(GOAL OF THE EXERCISE)
Wherever a line in the data below holds "independently", copy that line.

(Items from a data source)
::::::::::
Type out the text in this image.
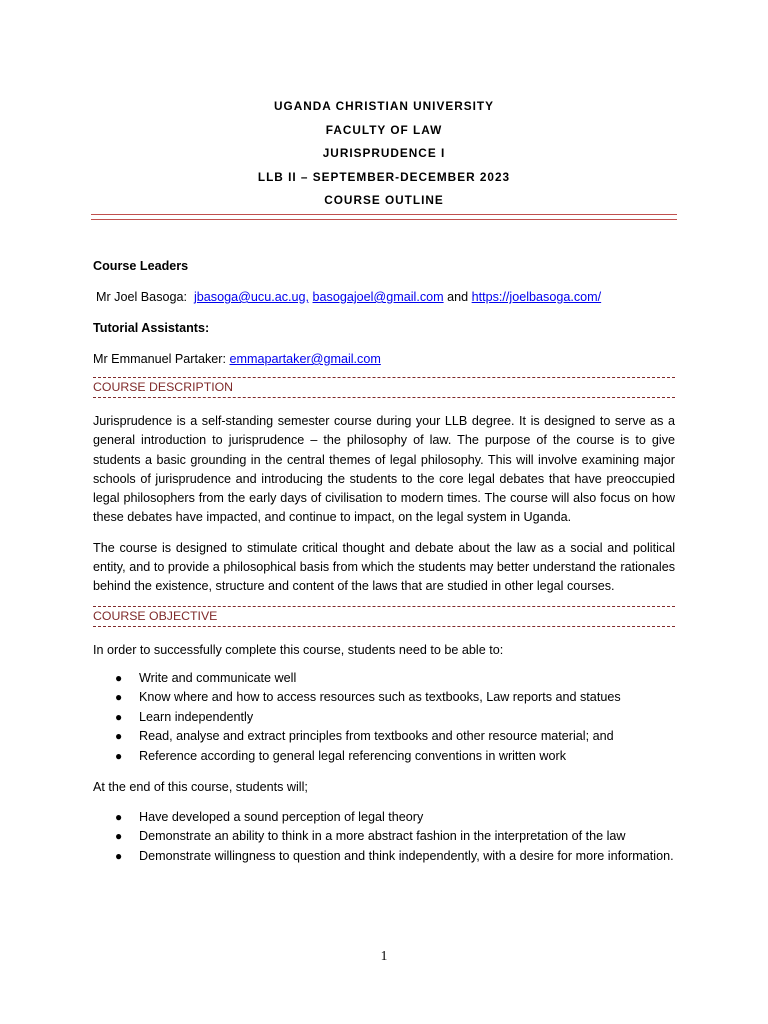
UGANDA CHRISTIAN UNIVERSITY
FACULTY OF LAW
JURISPRUDENCE I
LLB II – SEPTEMBER-DECEMBER 2023
COURSE OUTLINE

Course Leaders

Mr Joel Basoga: jbasoga@ucu.ac.ug, basogajoel@gmail.com and https://joelbasoga.com/

Tutorial Assistants:

Mr Emmanuel Partaker: emmapartaker@gmail.com

COURSE DESCRIPTION

Jurisprudence is a self-standing semester course during your LLB degree. It is designed to serve as a general introduction to jurisprudence – the philosophy of law. The purpose of the course is to give students a basic grounding in the central themes of legal philosophy. This will involve examining major schools of jurisprudence and introducing the students to the core legal debates that have preoccupied legal philosophers from the early days of civilisation to modern times. The course will also focus on how these debates have impacted, and continue to impact, on the legal system in Uganda.

The course is designed to stimulate critical thought and debate about the law as a social and political entity, and to provide a philosophical basis from which the students may better understand the rationales behind the existence, structure and content of the laws that are studied in other legal courses.

COURSE OBJECTIVE

In order to successfully complete this course, students need to be able to:

● Write and communicate well
● Know where and how to access resources such as textbooks, Law reports and statues
● Learn independently
● Read, analyse and extract principles from textbooks and other resource material; and
● Reference according to general legal referencing conventions in written work

At the end of this course, students will;

● Have developed a sound perception of legal theory
● Demonstrate an ability to think in a more abstract fashion in the interpretation of the law
● Demonstrate willingness to question and think independently, with a desire for more information.
1
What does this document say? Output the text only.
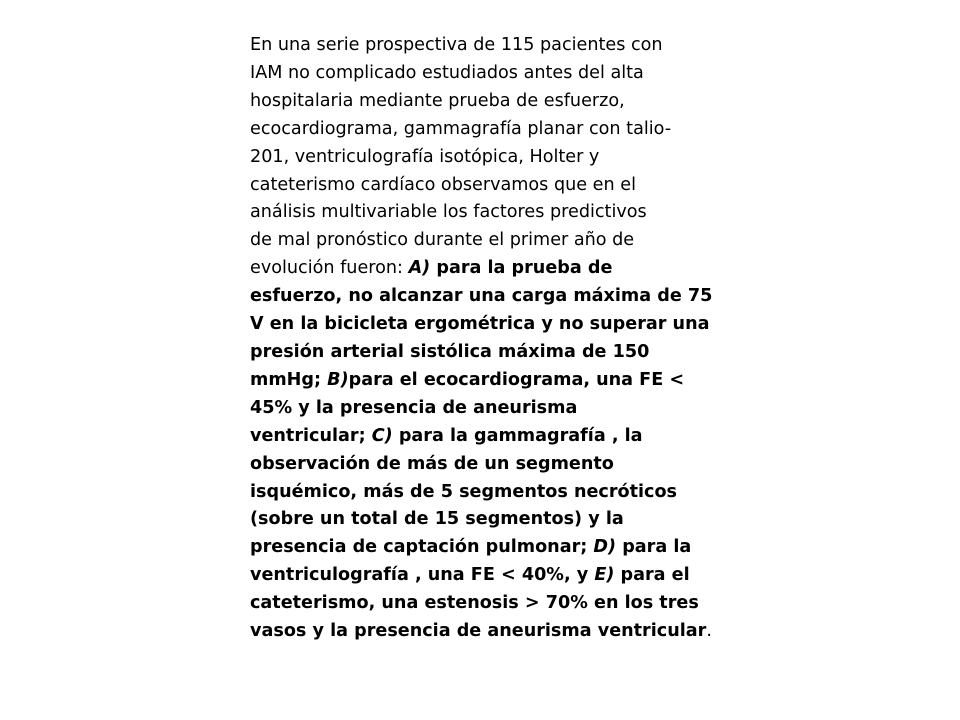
En una serie prospectiva de 115 pacientes con
IAM no complicado estudiados antes del alta
hospitalaria mediante prueba de esfuerzo,
ecocardiograma, gammagrafía planar con talio-
201, ventriculografía isotópica, Holter y
cateterismo cardíaco observamos que en el
análisis multivariable los factores predictivos
de mal pronóstico durante el primer año de
evolución fueron: A) para la prueba de
esfuerzo, no alcanzar una carga máxima de 75
V en la bicicleta ergométrica y no superar una
presión arterial sistólica máxima de 150
mmHg; B)para el ecocardiograma, una FE <
45% y la presencia de aneurisma
ventricular; C) para la gammagrafía , la
observación de más de un segmento
isquémico, más de 5 segmentos necróticos
(sobre un total de 15 segmentos) y la
presencia de captación pulmonar; D) para la
ventriculografía , una FE < 40%, y E) para el
cateterismo, una estenosis > 70% en los tres
vasos y la presencia de aneurisma ventricular.
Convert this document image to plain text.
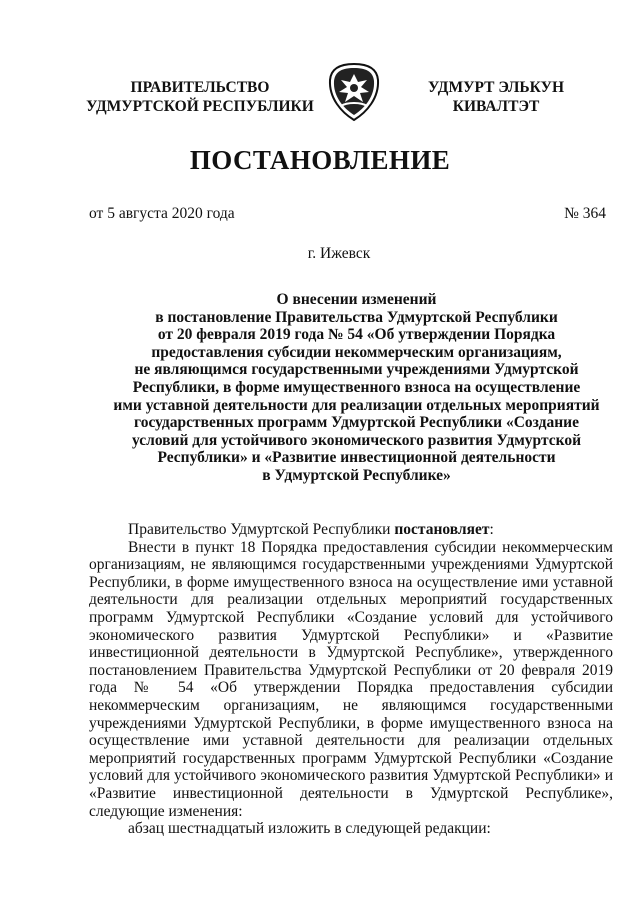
ПРАВИТЕЛЬСТВО
УДМУРТСКОЙ РЕСПУБЛИКИ
УДМУРТ ЭЛЬКУН
КИВАЛТЭТ
ПОСТАНОВЛЕНИЕ
от 5 августа 2020 года	№ 364
г. Ижевск
О внесении изменений
в постановление Правительства Удмуртской Республики
от 20 февраля 2019 года № 54 «Об утверждении Порядка
предоставления субсидии некоммерческим организациям,
не являющимся государственными учреждениями Удмуртской
Республики, в форме имущественного взноса на осуществление
ими уставной деятельности для реализации отдельных мероприятий
государственных программ Удмуртской Республики «Создание
условий для устойчивого экономического развития Удмуртской
Республики» и «Развитие инвестиционной деятельности
в Удмуртской Республике»
Правительство Удмуртской Республики постановляет:
Внести в пункт 18 Порядка предоставления субсидии некоммерческим организациям, не являющимся государственными учреждениями Удмуртской Республики, в форме имущественного взноса на осуществление ими уставной деятельности для реализации отдельных мероприятий государственных программ Удмуртской Республики «Создание условий для устойчивого экономического развития Удмуртской Республики» и «Развитие инвестиционной деятельности в Удмуртской Республике», утвержденного постановлением Правительства Удмуртской Республики от 20 февраля 2019 года № 54 «Об утверждении Порядка предоставления субсидии некоммерческим организациям, не являющимся государственными учреждениями Удмуртской Республики, в форме имущественного взноса на осуществление ими уставной деятельности для реализации отдельных мероприятий государственных программ Удмуртской Республики «Создание условий для устойчивого экономического развития Удмуртской Республики» и «Развитие инвестиционной деятельности в Удмуртской Республике», следующие изменения:
абзац шестнадцатый изложить в следующей редакции:
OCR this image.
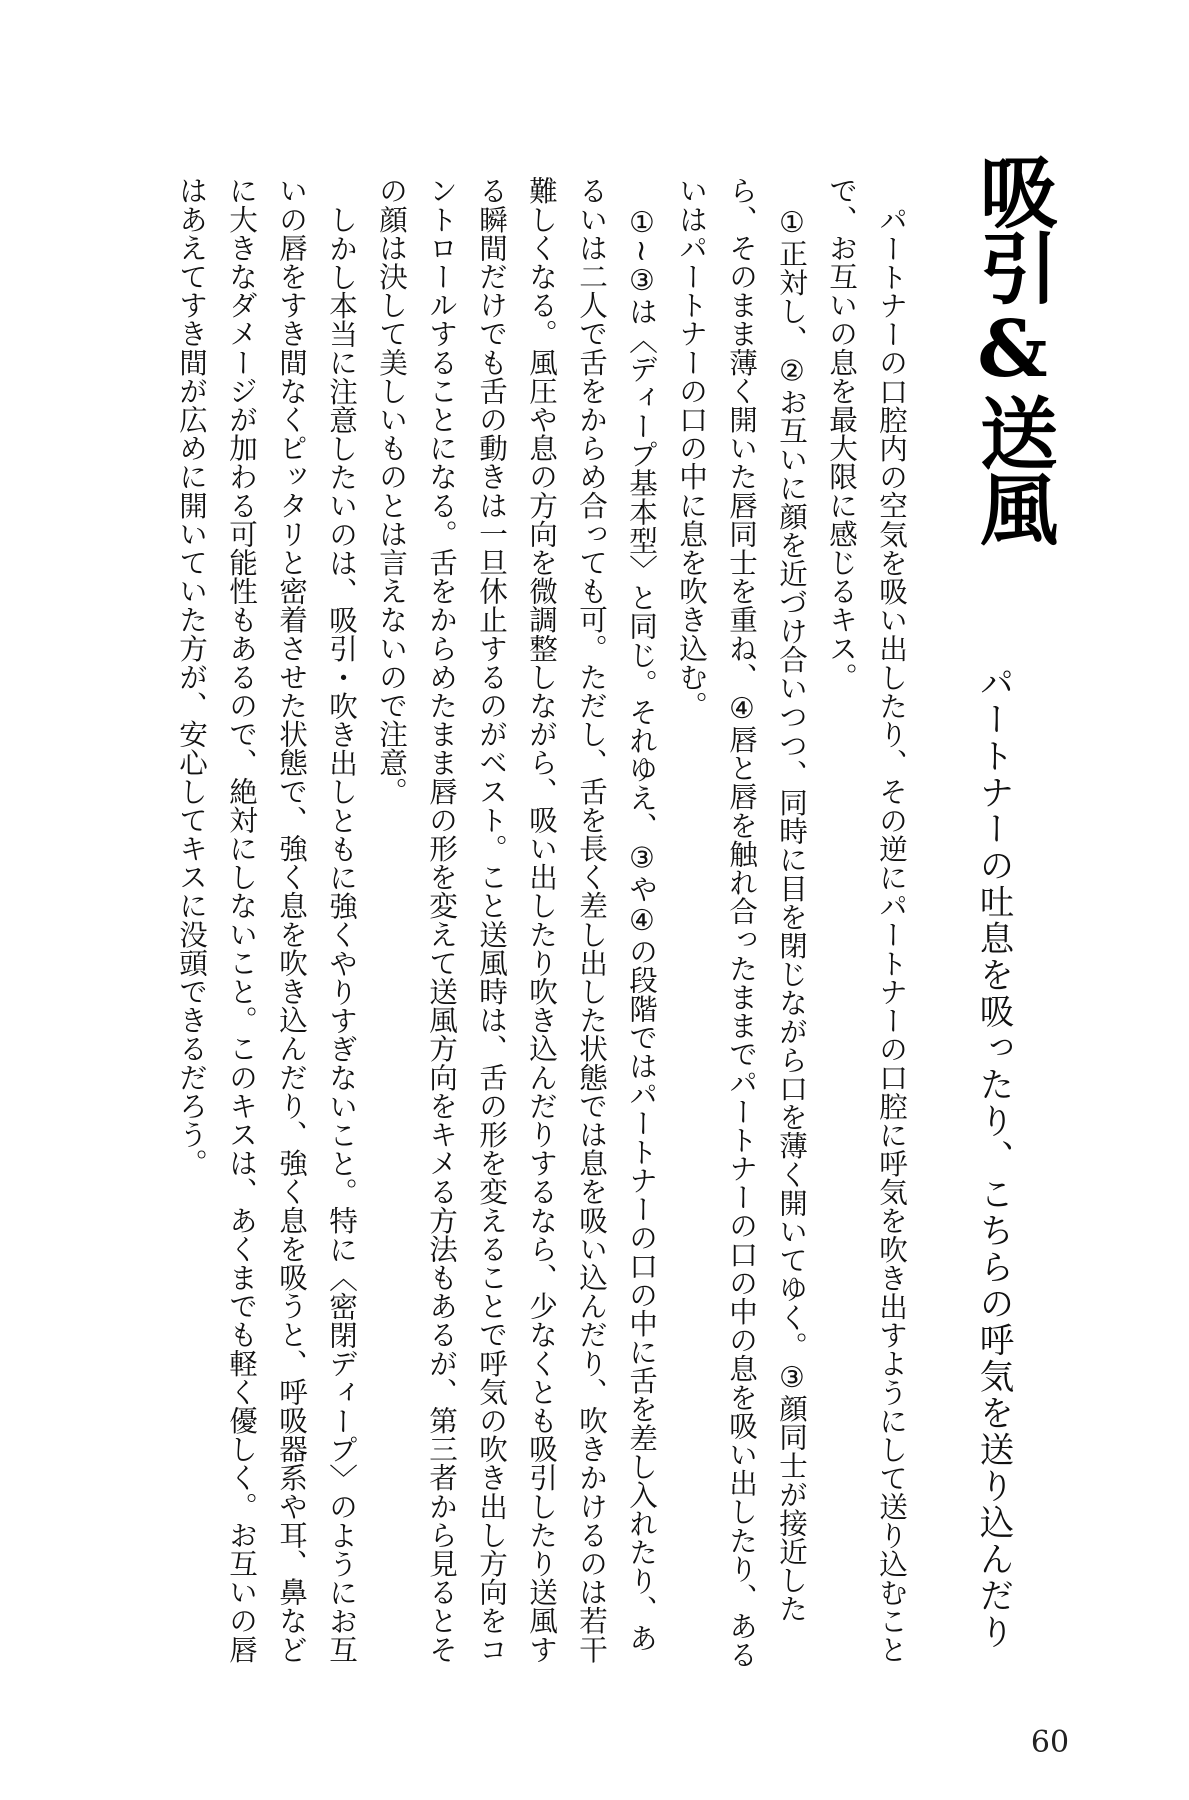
吸引&送風
パートナーの吐息を吸ったり、こちらの呼気を送り込んだり

パートナーの口腔内の空気を吸い出したり、その逆にパートナーの口腔に呼気を吹き出すようにして送り込むことで、お互いの息を最大限に感じるキス。

①正対し、②お互いに顔を近づけ合いつつ、同時に目を閉じながら口を薄く開いてゆく。③顔同士が接近したら、そのまま薄く開いた唇同士を重ね、④唇と唇を触れ合ったままでパートナーの口の中の息を吸い出したり、あるいはパートナーの口の中に息を吹き込む。

①~③は〈ディープ基本型〉と同じ。それゆえ、③や④の段階ではパートナーの口の中に舌を差し入れたり、あるいは二人で舌をからめ合っても可。ただし、舌を長く差し出した状態では息を吸い込んだり、吹きかけるのは若干難しくなる。風圧や息の方向を微調整しながら、吸い出したり吹き込んだりするなら、少なくとも吸引したり送風する瞬間だけでも舌の動きは一旦休止するのがベスト。こと送風時は、舌の形を変えることで呼気の吹き出し方向をコントロールすることになる。舌をからめたまま唇の形を変えて送風方向をキメる方法もあるが、第三者から見るとその顔は決して美しいものとは言えないので注意。

しかし本当に注意したいのは、吸引・吹き出しともに強くやりすぎないこと。特に〈密閉ディープ〉のようにお互いの唇をすき間なくピッタリと密着させた状態で、強く息を吹き込んだり、強く息を吸うと、呼吸器系や耳、鼻などに大きなダメージが加わる可能性もあるので、絶対にしないこと。このキスは、あくまでも軽く優しく。お互いの唇はあえてすき間が広めに開いていた方が、安心してキスに没頭できるだろう。

60
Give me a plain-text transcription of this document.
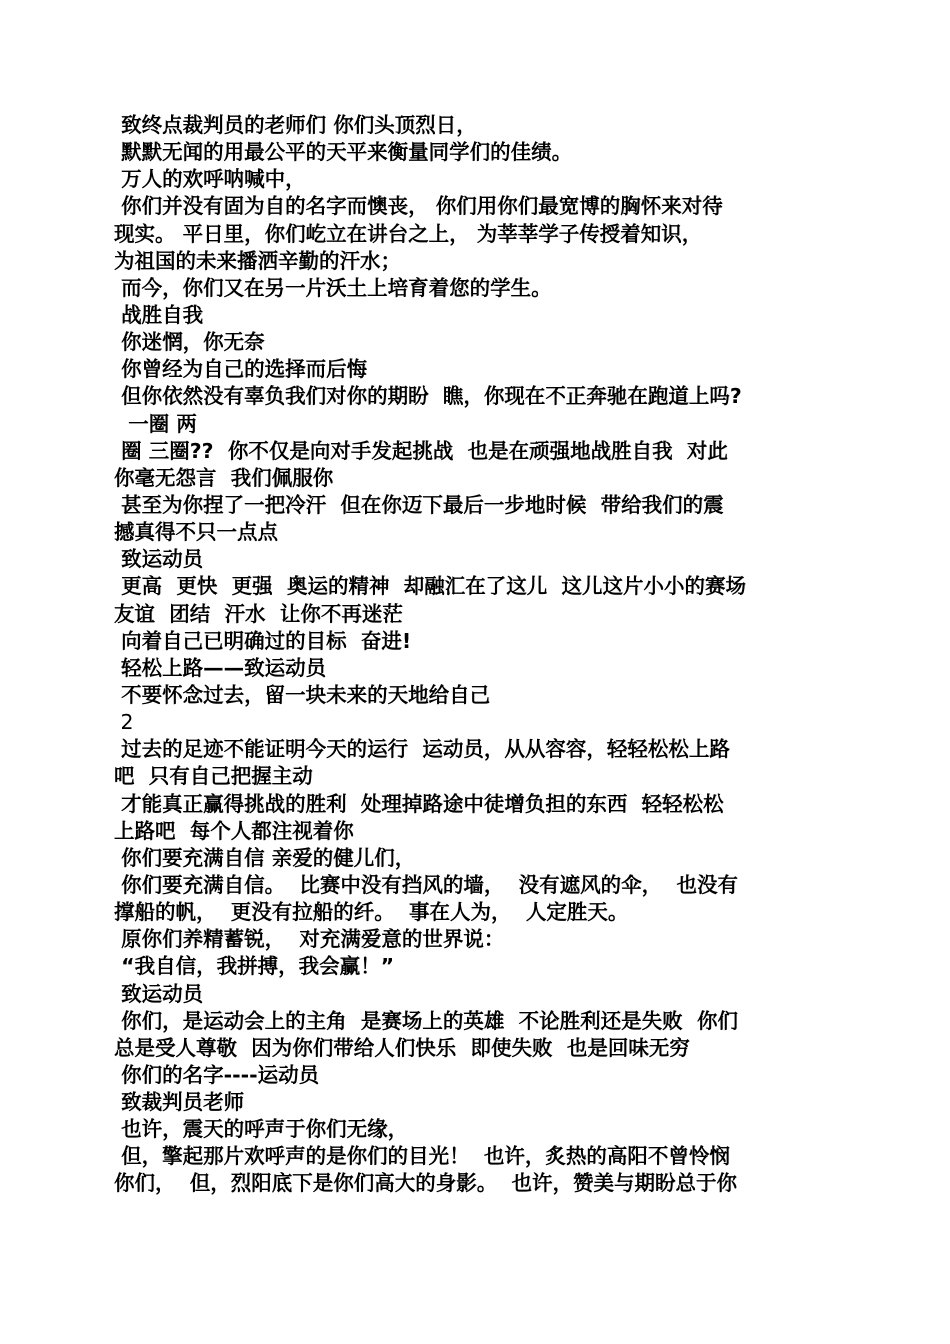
致终点裁判员的老师们 你们头顶烈日，
默默无闻的用最公平的天平来衡量同学们的佳绩。
万人的欢呼呐喊中，
你们并没有固为自的名字而懊丧， 你们用你们最宽博的胸怀来对待
现实。 平日里，你们屹立在讲台之上， 为莘莘学子传授着知识，
为祖国的未来播洒辛勤的汗水；
而今，你们又在另一片沃土上培育着您的学生。
战胜自我
你迷惘，你无奈
你曾经为自己的选择而后悔
但你依然没有辜负我们对你的期盼  瞧，你现在不正奔驰在跑道上吗?
一圈 两
圈 三圈??  你不仅是向对手发起挑战  也是在顽强地战胜自我  对此
你毫无怨言  我们佩服你
甚至为你捏了一把冷汗  但在你迈下最后一步地时候  带给我们的震
撼真得不只一点点
致运动员
更高  更快  更强  奥运的精神  却融汇在了这儿  这儿这片小小的赛场
友谊  团结  汗水  让你不再迷茫
向着自己已明确过的目标  奋进!
轻松上路——致运动员
不要怀念过去，留一块未来的天地给自己
2
过去的足迹不能证明今天的运行  运动员，从从容容，轻轻松松上路
吧  只有自己把握主动
才能真正赢得挑战的胜利  处理掉路途中徒增负担的东西  轻轻松松
上路吧  每个人都注视着你
你们要充满自信 亲爱的健儿们，
你们要充满自信。  比赛中没有挡风的墙，  没有遮风的伞，  也没有
撑船的帆，  更没有拉船的纤。  事在人为，  人定胜天。
原你们养精蓄锐，  对充满爱意的世界说：
“我自信，我拼搏，我会赢！”
致运动员
你们，是运动会上的主角  是赛场上的英雄  不论胜利还是失败  你们
总是受人尊敬  因为你们带给人们快乐  即使失败  也是回味无穷
你们的名字----运动员
致裁判员老师
也许，震天的呼声于你们无缘，
但，擎起那片欢呼声的是你们的目光！  也许，炙热的高阳不曾怜悯
你们，  但，烈阳底下是你们高大的身影。  也许，赞美与期盼总于你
::::::::::
(ANSWER FOR THE TASK)
● Learn independently
● Demonstrate willingness to question and think independently, with a desire for more information.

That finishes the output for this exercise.